Where a line holds the string "Acceptation", return that line.

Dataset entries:
* START *
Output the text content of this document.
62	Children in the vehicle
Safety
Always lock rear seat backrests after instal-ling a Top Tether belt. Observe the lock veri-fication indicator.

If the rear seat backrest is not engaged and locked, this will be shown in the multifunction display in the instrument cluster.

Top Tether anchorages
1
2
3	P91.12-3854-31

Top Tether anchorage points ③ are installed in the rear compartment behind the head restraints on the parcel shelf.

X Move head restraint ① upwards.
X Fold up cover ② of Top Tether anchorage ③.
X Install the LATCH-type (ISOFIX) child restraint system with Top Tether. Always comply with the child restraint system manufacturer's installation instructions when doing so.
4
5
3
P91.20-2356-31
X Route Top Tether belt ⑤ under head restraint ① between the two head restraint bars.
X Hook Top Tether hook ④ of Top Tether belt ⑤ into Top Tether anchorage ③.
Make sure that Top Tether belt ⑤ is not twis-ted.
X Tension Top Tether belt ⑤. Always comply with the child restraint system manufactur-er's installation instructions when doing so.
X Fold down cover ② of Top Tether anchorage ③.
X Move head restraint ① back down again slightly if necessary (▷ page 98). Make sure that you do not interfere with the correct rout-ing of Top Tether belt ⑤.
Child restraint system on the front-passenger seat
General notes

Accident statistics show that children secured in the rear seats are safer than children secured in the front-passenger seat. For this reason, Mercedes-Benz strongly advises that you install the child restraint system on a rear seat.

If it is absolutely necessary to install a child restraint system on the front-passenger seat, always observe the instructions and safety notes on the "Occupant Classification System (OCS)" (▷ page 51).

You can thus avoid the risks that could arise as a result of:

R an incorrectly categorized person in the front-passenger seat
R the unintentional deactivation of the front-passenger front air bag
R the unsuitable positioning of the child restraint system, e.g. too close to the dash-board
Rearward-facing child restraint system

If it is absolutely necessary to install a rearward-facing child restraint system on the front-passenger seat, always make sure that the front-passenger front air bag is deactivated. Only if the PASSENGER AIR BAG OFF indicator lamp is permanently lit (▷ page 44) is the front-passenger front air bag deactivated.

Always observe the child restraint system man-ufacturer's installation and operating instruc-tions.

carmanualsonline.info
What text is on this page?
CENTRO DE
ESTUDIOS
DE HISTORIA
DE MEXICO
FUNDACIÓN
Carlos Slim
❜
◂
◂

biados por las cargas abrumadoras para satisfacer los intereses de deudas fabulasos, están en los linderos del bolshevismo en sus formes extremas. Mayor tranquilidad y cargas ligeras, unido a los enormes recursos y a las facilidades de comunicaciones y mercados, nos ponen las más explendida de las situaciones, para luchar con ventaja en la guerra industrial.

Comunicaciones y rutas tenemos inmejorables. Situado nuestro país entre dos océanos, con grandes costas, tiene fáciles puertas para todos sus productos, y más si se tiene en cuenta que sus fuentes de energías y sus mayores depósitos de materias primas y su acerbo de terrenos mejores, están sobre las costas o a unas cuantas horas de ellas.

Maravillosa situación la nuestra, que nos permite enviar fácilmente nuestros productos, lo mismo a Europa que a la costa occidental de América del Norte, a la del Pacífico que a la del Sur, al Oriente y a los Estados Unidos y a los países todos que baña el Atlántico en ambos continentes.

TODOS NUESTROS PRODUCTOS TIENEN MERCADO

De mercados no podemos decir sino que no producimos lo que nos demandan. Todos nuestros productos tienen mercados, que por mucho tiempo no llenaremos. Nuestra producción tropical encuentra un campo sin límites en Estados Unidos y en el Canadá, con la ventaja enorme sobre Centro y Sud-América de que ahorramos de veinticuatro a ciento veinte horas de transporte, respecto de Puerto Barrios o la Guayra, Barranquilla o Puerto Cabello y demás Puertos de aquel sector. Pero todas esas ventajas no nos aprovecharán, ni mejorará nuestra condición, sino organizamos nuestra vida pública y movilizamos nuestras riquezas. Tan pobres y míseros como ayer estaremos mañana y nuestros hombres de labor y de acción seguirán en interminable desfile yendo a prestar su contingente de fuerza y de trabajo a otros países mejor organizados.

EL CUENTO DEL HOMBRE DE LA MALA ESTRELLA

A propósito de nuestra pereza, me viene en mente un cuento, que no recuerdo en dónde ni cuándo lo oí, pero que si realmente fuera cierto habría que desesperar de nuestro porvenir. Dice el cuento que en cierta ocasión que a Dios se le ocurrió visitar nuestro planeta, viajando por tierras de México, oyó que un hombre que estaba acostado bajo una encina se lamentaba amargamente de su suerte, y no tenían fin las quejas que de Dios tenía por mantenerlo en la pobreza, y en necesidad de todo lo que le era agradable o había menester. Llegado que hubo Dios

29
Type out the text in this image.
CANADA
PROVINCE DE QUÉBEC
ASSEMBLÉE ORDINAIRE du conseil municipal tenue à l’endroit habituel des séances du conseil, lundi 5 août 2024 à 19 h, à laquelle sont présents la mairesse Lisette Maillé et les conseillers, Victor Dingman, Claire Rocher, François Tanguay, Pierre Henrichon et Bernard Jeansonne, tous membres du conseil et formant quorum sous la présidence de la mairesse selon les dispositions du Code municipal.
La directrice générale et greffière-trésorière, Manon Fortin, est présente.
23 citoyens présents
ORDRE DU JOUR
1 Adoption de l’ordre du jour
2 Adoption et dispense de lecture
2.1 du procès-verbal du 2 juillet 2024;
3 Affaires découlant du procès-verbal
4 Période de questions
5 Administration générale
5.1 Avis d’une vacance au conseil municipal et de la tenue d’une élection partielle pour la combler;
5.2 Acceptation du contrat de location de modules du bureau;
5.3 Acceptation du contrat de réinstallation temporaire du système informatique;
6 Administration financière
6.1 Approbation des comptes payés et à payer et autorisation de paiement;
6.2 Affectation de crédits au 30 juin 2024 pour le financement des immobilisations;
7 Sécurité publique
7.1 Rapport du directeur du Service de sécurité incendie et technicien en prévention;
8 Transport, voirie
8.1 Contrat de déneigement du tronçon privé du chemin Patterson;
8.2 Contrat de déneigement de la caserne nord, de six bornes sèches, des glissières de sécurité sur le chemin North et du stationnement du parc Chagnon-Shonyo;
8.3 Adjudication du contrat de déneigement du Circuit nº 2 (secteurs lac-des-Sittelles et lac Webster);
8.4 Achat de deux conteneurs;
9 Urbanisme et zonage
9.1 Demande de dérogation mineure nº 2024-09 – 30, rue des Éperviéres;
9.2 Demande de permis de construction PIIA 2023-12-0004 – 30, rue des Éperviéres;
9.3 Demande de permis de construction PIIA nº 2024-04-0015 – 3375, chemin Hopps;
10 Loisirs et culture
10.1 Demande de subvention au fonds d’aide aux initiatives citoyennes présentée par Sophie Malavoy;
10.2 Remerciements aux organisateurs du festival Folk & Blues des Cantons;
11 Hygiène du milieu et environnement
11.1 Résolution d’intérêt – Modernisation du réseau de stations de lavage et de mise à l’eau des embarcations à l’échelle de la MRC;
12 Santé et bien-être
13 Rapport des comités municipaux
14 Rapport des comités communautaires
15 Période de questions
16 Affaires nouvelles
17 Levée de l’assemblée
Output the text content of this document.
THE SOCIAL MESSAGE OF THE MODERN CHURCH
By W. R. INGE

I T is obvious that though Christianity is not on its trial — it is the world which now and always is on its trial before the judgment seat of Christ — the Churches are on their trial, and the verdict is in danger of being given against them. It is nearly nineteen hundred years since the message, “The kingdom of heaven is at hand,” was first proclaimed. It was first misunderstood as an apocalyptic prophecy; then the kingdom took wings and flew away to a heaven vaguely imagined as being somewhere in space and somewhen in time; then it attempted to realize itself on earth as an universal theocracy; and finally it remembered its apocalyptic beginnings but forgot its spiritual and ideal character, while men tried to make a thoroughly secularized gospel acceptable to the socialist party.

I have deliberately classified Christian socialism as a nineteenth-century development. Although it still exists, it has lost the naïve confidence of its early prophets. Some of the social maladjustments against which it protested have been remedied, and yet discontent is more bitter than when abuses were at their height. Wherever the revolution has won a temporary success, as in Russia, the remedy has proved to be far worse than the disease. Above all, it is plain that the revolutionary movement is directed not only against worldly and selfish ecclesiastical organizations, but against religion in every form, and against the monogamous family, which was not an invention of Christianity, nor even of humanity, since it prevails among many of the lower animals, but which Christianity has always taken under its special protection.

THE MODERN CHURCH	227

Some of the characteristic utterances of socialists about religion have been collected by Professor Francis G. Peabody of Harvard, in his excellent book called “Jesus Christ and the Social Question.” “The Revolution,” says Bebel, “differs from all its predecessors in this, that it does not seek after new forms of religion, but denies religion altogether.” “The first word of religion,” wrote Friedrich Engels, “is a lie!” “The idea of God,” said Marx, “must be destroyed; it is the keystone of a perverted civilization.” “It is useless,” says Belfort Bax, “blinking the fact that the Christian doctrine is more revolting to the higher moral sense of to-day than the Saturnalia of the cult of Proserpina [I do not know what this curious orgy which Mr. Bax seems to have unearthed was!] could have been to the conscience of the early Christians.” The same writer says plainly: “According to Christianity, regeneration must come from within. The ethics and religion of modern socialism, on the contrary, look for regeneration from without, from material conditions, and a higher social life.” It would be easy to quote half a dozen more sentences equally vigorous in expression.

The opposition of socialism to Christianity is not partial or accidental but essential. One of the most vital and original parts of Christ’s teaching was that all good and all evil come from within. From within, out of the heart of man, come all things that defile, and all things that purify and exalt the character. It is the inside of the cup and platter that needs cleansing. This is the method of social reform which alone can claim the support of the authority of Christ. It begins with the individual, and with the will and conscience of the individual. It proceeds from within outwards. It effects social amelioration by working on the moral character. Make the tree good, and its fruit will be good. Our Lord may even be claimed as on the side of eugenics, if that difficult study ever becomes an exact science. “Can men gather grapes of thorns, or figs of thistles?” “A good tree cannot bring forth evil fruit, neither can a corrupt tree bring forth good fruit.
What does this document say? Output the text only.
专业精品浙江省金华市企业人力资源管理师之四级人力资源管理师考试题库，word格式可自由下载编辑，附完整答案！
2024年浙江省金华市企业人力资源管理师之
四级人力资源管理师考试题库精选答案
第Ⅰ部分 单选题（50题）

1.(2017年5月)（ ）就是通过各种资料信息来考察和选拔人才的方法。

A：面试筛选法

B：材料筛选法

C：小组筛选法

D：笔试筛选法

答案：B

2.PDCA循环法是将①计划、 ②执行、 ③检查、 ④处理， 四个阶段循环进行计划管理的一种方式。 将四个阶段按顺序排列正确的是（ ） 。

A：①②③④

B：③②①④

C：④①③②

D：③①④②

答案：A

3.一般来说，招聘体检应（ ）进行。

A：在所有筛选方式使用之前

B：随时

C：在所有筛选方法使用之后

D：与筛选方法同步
* END *
== Full solution ==
5.2 Acceptation du contrat de location de modules du bureau;
5.3 Acceptation du contrat de réinstallation temporaire du système informatique;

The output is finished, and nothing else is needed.